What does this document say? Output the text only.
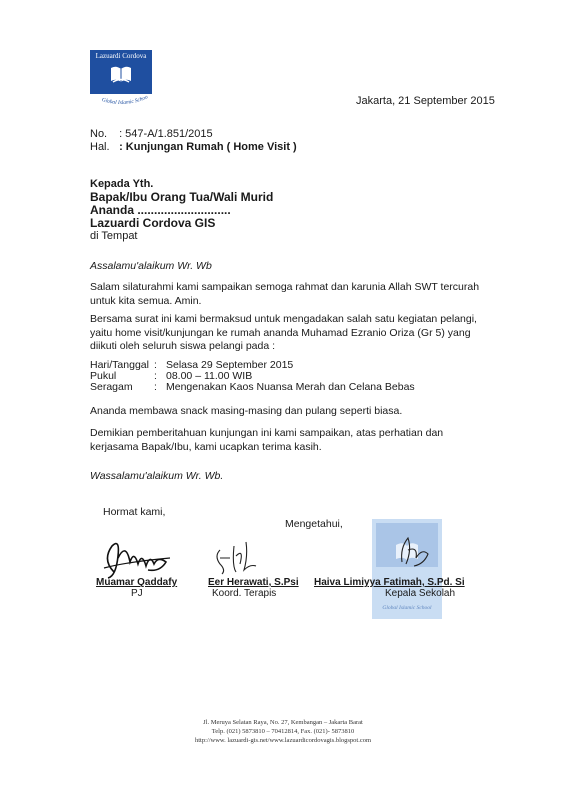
Lazuardi Cordova
Global Islamic Schoo	Jakarta, 21 September 2015
No. : 547-A/1.851/2015
Hal. : Kunjungan Rumah ( Home Visit )
Kepada Yth.
Bapak/Ibu Orang Tua/Wali Murid
Ananda ............................
Lazuardi Cordova GIS
di Tempat

Assalamu'alaikum Wr. Wb

Salam silaturahmi kami sampaikan semoga rahmat dan karunia Allah SWT tercurah untuk kita semua. Amin.

Bersama surat ini kami bermaksud untuk mengadakan salah satu kegiatan pelangi, yaitu home visit/kunjungan ke rumah ananda Muhamad Ezranio Oriza (Gr 5) yang diikuti oleh seluruh siswa pelangi pada :

Hari/Tanggal : Selasa 29 September 2015
Pukul	: 08.00 – 11.00 WIB
Seragam : Mengenakan Kaos Nuansa Merah dan Celana Bebas

Ananda membawa snack masing-masing dan pulang seperti biasa.

Demikian pemberitahuan kunjungan ini kami sampaikan, atas perhatian dan kerjasama Bapak/Ibu, kami ucapkan terima kasih.

Wassalamu'alaikum Wr. Wb.

Hormat kami,
Mengetahui,
Muamar Qaddafy
PJ
Eer Herawati, S.Psi
Koord. Terapis
Global Islamic School
Haiva Limiyya Fatimah, S.Pd. Si
Kepala Sekolah
Jl. Meruya Selatan Raya, No. 27, Kembangan – Jakarta Barat
Telp. (021) 5873810 – 70412814, Fax. (021)- 5873810
http://www. lazuardi-gis.net/www.lazuardicordovagis.blogspot.com
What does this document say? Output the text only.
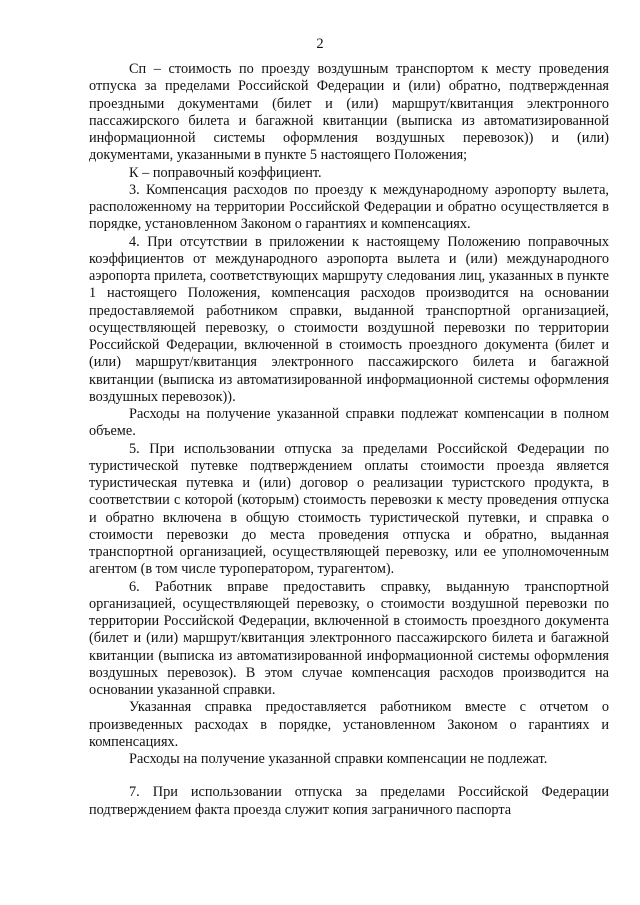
2

Сп – стоимость по проезду воздушным транспортом к месту проведения отпуска за пределами Российской Федерации и (или) обратно, подтвержденная проездными документами (билет и (или) маршрут/квитанция электронного пассажирского билета и багажной квитанции (выписка из автоматизированной информационной системы оформления воздушных перевозок)) и (или) документами, указанными в пункте 5 настоящего Положения;

К – поправочный коэффициент.

3. Компенсация расходов по проезду к международному аэропорту вылета, расположенному на территории Российской Федерации и обратно осуществляется в порядке, установленном Законом о гарантиях и компенсациях.

4. При отсутствии в приложении к настоящему Положению поправочных коэффициентов от международного аэропорта вылета и (или) международного аэропорта прилета, соответствующих маршруту следования лиц, указанных в пункте 1 настоящего Положения, компенсация расходов производится на основании предоставляемой работником справки, выданной транспортной организацией, осуществляющей перевозку, о стоимости воздушной перевозки по территории Российской Федерации, включенной в стоимость проездного документа (билет и (или) маршрут/квитанция электронного пассажирского билета и багажной квитанции (выписка из автоматизированной информационной системы оформления воздушных перевозок)).

Расходы на получение указанной справки подлежат компенсации в полном объеме.

5. При использовании отпуска за пределами Российской Федерации по туристической путевке подтверждением оплаты стоимости проезда является туристическая путевка и (или) договор о реализации туристского продукта, в соответствии с которой (которым) стоимость перевозки к месту проведения отпуска и обратно включена в общую стоимость туристической путевки, и справка о стоимости перевозки до места проведения отпуска и обратно, выданная транспортной организацией, осуществляющей перевозку, или ее уполномоченным агентом (в том числе туроператором, турагентом).

6. Работник вправе предоставить справку, выданную транспортной организацией, осуществляющей перевозку, о стоимости воздушной перевозки по территории Российской Федерации, включенной в стоимость проездного документа (билет и (или) маршрут/квитанция электронного пассажирского билета и багажной квитанции (выписка из автоматизированной информационной системы оформления воздушных перевозок). В этом случае компенсация расходов производится на основании указанной справки.

Указанная справка предоставляется работником вместе с отчетом о произведенных расходах в порядке, установленном Законом о гарантиях и компенсациях.

Расходы на получение указанной справки компенсации не подлежат.

7. При использовании отпуска за пределами Российской Федерации подтверждением факта проезда служит копия заграничного паспорта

· · ·

To be done:
Quote each line of the listing exactly, but leave the pictures out.

Exercise response:
What does this document say? Output the text only.
Lazuardi Cordova
Global Islamic Schoo	Jakarta, 21 September 2015
No. : 547-A/1.851/2015
Hal. : Kunjungan Rumah ( Home Visit )
Kepada Yth.
Bapak/Ibu Orang Tua/Wali Murid
Ananda ............................
Lazuardi Cordova GIS
di Tempat

Assalamu'alaikum Wr. Wb

Salam silaturahmi kami sampaikan semoga rahmat dan karunia Allah SWT tercurah untuk kita semua. Amin.

Bersama surat ini kami bermaksud untuk mengadakan salah satu kegiatan pelangi, yaitu home visit/kunjungan ke rumah ananda Muhamad Ezranio Oriza (Gr 5) yang diikuti oleh seluruh siswa pelangi pada :

Hari/Tanggal : Selasa 29 September 2015
Pukul	: 08.00 – 11.00 WIB
Seragam : Mengenakan Kaos Nuansa Merah dan Celana Bebas

Ananda membawa snack masing-masing dan pulang seperti biasa.

Demikian pemberitahuan kunjungan ini kami sampaikan, atas perhatian dan kerjasama Bapak/Ibu, kami ucapkan terima kasih.

Wassalamu'alaikum Wr. Wb.

Hormat kami,
Mengetahui,
Muamar Qaddafy
PJ
Eer Herawati, S.Psi
Koord. Terapis
Global Islamic School
Haiva Limiyya Fatimah, S.Pd. Si
Kepala Sekolah
Jl. Meruya Selatan Raya, No. 27, Kembangan – Jakarta Barat
Telp. (021) 5873810 – 70412814, Fax. (021)- 5873810
http://www. lazuardi-gis.net/www.lazuardicordovagis.blogspot.com
What does this document say? Output the text only.
2

Сп – стоимость по проезду воздушным транспортом к месту проведения отпуска за пределами Российской Федерации и (или) обратно, подтвержденная проездными документами (билет и (или) маршрут/квитанция электронного пассажирского билета и багажной квитанции (выписка из автоматизированной информационной системы оформления воздушных перевозок)) и (или) документами, указанными в пункте 5 настоящего Положения;

К – поправочный коэффициент.

3. Компенсация расходов по проезду к международному аэропорту вылета, расположенному на территории Российской Федерации и обратно осуществляется в порядке, установленном Законом о гарантиях и компенсациях.

4. При отсутствии в приложении к настоящему Положению поправочных коэффициентов от международного аэропорта вылета и (или) международного аэропорта прилета, соответствующих маршруту следования лиц, указанных в пункте 1 настоящего Положения, компенсация расходов производится на основании предоставляемой работником справки, выданной транспортной организацией, осуществляющей перевозку, о стоимости воздушной перевозки по территории Российской Федерации, включенной в стоимость проездного документа (билет и (или) маршрут/квитанция электронного пассажирского билета и багажной квитанции (выписка из автоматизированной информационной системы оформления воздушных перевозок)).

Расходы на получение указанной справки подлежат компенсации в полном объеме.

5. При использовании отпуска за пределами Российской Федерации по туристической путевке подтверждением оплаты стоимости проезда является туристическая путевка и (или) договор о реализации туристского продукта, в соответствии с которой (которым) стоимость перевозки к месту проведения отпуска и обратно включена в общую стоимость туристической путевки, и справка о стоимости перевозки до места проведения отпуска и обратно, выданная транспортной организацией, осуществляющей перевозку, или ее уполномоченным агентом (в том числе туроператором, турагентом).

6. Работник вправе предоставить справку, выданную транспортной организацией, осуществляющей перевозку, о стоимости воздушной перевозки по территории Российской Федерации, включенной в стоимость проездного документа (билет и (или) маршрут/квитанция электронного пассажирского билета и багажной квитанции (выписка из автоматизированной информационной системы оформления воздушных перевозок). В этом случае компенсация расходов производится на основании указанной справки.

Указанная справка предоставляется работником вместе с отчетом о произведенных расходах в порядке, установленном Законом о гарантиях и компенсациях.

Расходы на получение указанной справки компенсации не подлежат.

7. При использовании отпуска за пределами Российской Федерации подтверждением факта проезда служит копия заграничного паспорта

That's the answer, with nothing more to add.